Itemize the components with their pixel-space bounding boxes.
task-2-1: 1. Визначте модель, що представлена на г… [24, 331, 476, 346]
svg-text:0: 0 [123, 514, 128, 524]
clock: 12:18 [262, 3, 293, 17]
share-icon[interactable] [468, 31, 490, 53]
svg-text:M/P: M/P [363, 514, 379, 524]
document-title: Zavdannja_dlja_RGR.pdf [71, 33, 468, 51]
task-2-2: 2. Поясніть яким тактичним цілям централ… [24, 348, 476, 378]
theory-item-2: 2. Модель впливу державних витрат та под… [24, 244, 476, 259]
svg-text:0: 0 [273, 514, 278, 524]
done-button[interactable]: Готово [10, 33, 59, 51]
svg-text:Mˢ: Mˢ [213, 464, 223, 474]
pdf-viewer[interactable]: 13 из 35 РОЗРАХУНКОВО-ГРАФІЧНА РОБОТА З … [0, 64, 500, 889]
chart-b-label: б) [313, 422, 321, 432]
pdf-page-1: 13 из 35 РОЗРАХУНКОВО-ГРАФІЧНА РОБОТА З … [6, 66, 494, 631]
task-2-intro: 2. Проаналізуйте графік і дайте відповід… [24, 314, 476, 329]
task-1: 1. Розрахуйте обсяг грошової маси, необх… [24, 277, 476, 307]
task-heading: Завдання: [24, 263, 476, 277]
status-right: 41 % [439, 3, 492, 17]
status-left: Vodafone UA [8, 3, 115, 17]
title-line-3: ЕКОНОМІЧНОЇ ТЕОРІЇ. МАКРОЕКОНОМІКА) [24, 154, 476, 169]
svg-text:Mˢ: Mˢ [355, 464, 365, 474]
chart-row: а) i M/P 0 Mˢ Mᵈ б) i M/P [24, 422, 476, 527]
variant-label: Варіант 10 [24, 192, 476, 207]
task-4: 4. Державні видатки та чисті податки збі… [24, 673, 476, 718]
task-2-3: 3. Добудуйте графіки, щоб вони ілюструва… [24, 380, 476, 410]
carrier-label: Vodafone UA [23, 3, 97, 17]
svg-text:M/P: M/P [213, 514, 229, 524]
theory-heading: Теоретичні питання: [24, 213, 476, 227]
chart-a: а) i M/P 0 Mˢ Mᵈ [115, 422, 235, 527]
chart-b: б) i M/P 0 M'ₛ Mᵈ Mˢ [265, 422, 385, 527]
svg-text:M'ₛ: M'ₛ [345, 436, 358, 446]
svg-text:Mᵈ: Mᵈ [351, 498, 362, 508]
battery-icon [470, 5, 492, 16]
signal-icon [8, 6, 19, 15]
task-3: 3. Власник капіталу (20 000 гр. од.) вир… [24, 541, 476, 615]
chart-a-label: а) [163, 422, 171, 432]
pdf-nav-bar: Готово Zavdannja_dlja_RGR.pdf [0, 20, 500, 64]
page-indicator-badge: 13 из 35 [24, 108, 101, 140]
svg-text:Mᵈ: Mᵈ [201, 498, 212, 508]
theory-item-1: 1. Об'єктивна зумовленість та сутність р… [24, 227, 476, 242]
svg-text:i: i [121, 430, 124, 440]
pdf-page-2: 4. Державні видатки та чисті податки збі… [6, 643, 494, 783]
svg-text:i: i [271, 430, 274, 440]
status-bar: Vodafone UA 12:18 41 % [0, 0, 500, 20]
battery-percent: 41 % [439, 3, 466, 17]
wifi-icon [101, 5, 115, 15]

┄┄┄┄┄┄┄┄┄┄

SHORT EXERCISE => Rewrite the records above, changing every "Vodafone UA" to "Carrier" and keeping everything else identical.

REPLY =>
Itemize the components with their pixel-space bounding boxes.
task-2-1: 1. Визначте модель, що представлена на г… [24, 331, 476, 346]
svg-text:0: 0 [123, 514, 128, 524]
clock: 12:18 [262, 3, 293, 17]
share-icon[interactable] [468, 31, 490, 53]
svg-text:M/P: M/P [363, 514, 379, 524]
document-title: Zavdannja_dlja_RGR.pdf [71, 33, 468, 51]
task-2-2: 2. Поясніть яким тактичним цілям централ… [24, 348, 476, 378]
theory-item-2: 2. Модель впливу державних витрат та под… [24, 244, 476, 259]
svg-text:0: 0 [273, 514, 278, 524]
done-button[interactable]: Готово [10, 33, 59, 51]
svg-text:Mˢ: Mˢ [213, 464, 223, 474]
pdf-viewer[interactable]: 13 из 35 РОЗРАХУНКОВО-ГРАФІЧНА РОБОТА З … [0, 64, 500, 889]
chart-b-label: б) [313, 422, 321, 432]
pdf-page-1: 13 из 35 РОЗРАХУНКОВО-ГРАФІЧНА РОБОТА З … [6, 66, 494, 631]
task-2-intro: 2. Проаналізуйте графік і дайте відповід… [24, 314, 476, 329]
task-1: 1. Розрахуйте обсяг грошової маси, необх… [24, 277, 476, 307]
task-heading: Завдання: [24, 263, 476, 277]
status-right: 41 % [439, 3, 492, 17]
status-left: Carrier [8, 3, 115, 17]
title-line-3: ЕКОНОМІЧНОЇ ТЕОРІЇ. МАКРОЕКОНОМІКА) [24, 154, 476, 169]
svg-text:Mˢ: Mˢ [355, 464, 365, 474]
chart-row: а) i M/P 0 Mˢ Mᵈ б) i M/P [24, 422, 476, 527]
variant-label: Варіант 10 [24, 192, 476, 207]
task-4: 4. Державні видатки та чисті податки збі… [24, 673, 476, 718]
task-2-3: 3. Добудуйте графіки, щоб вони ілюструва… [24, 380, 476, 410]
carrier-label: Carrier [23, 3, 97, 17]
svg-text:M/P: M/P [213, 514, 229, 524]
theory-heading: Теоретичні питання: [24, 213, 476, 227]
chart-a: а) i M/P 0 Mˢ Mᵈ [115, 422, 235, 527]
chart-b: б) i M/P 0 M'ₛ Mᵈ Mˢ [265, 422, 385, 527]
svg-text:M'ₛ: M'ₛ [345, 436, 358, 446]
svg-text:Mᵈ: Mᵈ [351, 498, 362, 508]
battery-icon [470, 5, 492, 16]
signal-icon [8, 6, 19, 15]
task-3: 3. Власник капіталу (20 000 гр. од.) вир… [24, 541, 476, 615]
chart-a-label: а) [163, 422, 171, 432]
pdf-nav-bar: Готово Zavdannja_dlja_RGR.pdf [0, 20, 500, 64]
page-indicator-badge: 13 из 35 [24, 108, 101, 140]
svg-text:Mᵈ: Mᵈ [201, 498, 212, 508]
theory-item-1: 1. Об'єктивна зумовленість та сутність р… [24, 227, 476, 242]
svg-text:i: i [121, 430, 124, 440]
pdf-page-2: 4. Державні видатки та чисті податки збі… [6, 643, 494, 783]
svg-text:i: i [271, 430, 274, 440]
status-bar: Carrier 12:18 41 % [0, 0, 500, 20]
battery-percent: 41 % [439, 3, 466, 17]
wifi-icon [101, 5, 115, 15]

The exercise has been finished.